[Supplied data]
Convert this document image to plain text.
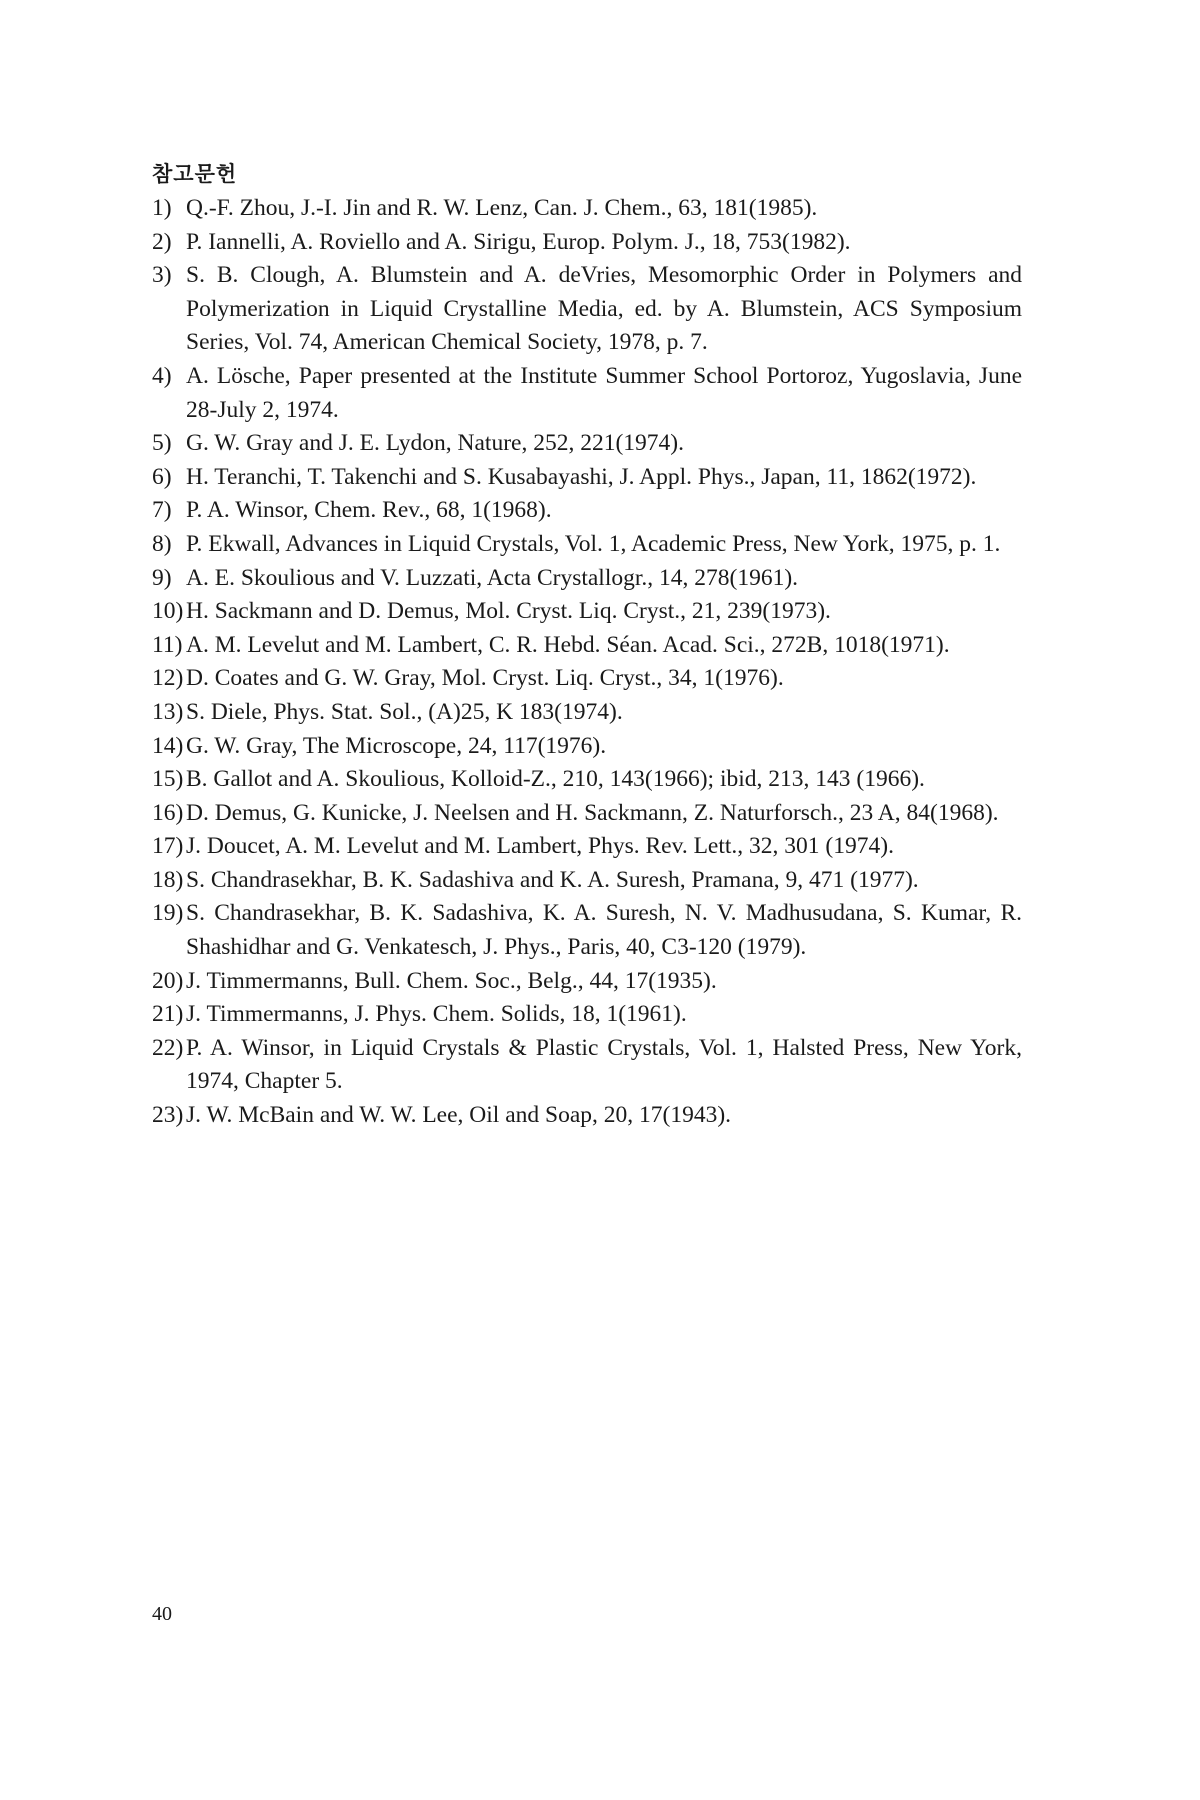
참고문헌
1) Q.-F. Zhou, J.-I. Jin and R. W. Lenz, Can. J. Chem., 63, 181(1985).
2) P. Iannelli, A. Roviello and A. Sirigu, Europ. Polym. J., 18, 753(1982).
3) S. B. Clough, A. Blumstein and A. deVries, Mesomorphic Order in Polymers and Polymerization in Liquid Crystalline Media, ed. by A. Blumstein, ACS Symposium Series, Vol. 74, American Chemical Society, 1978, p. 7.
4) A. Lösche, Paper presented at the Institute Summer School Portoroz, Yugoslavia, June 28-July 2, 1974.
5) G. W. Gray and J. E. Lydon, Nature, 252, 221(1974).
6) H. Teranchi, T. Takenchi and S. Kusabayashi, J. Appl. Phys., Japan, 11, 1862(1972).
7) P. A. Winsor, Chem. Rev., 68, 1(1968).
8) P. Ekwall, Advances in Liquid Crystals, Vol. 1, Academic Press, New York, 1975, p. 1.
9) A. E. Skoulious and V. Luzzati, Acta Crystallogr., 14, 278(1961).
10) H. Sackmann and D. Demus, Mol. Cryst. Liq. Cryst., 21, 239(1973).
11) A. M. Levelut and M. Lambert, C. R. Hebd. Séan. Acad. Sci., 272B, 1018(1971).
12) D. Coates and G. W. Gray, Mol. Cryst. Liq. Cryst., 34, 1(1976).
13) S. Diele, Phys. Stat. Sol., (A)25, K 183(1974).
14) G. W. Gray, The Microscope, 24, 117(1976).
15) B. Gallot and A. Skoulious, Kolloid-Z., 210, 143(1966); ibid, 213, 143 (1966).
16) D. Demus, G. Kunicke, J. Neelsen and H. Sackmann, Z. Naturforsch., 23 A, 84(1968).
17) J. Doucet, A. M. Levelut and M. Lambert, Phys. Rev. Lett., 32, 301 (1974).
18) S. Chandrasekhar, B. K. Sadashiva and K. A. Suresh, Pramana, 9, 471 (1977).
19) S. Chandrasekhar, B. K. Sadashiva, K. A. Suresh, N. V. Madhusudana, S. Kumar, R. Shashidhar and G. Venkatesch, J. Phys., Paris, 40, C3-120 (1979).
20) J. Timmermanns, Bull. Chem. Soc., Belg., 44, 17(1935).
21) J. Timmermanns, J. Phys. Chem. Solids, 18, 1(1961).
22) P. A. Winsor, in Liquid Crystals & Plastic Crystals, Vol. 1, Halsted Press, New York, 1974, Chapter 5.
23) J. W. McBain and W. W. Lee, Oil and Soap, 20, 17(1943).

40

[What the task asks] Select from the material above each line in which the string "Press" appears, and list those lines.

[Result of the task]
8) P. Ekwall, Advances in Liquid Crystals, Vol. 1, Academic Press, New York, 1975, p. 1.
22) P. A. Winsor, in Liquid Crystals & Plastic Crystals, Vol. 1, Halsted Press, New York, 1974, Chapter 5.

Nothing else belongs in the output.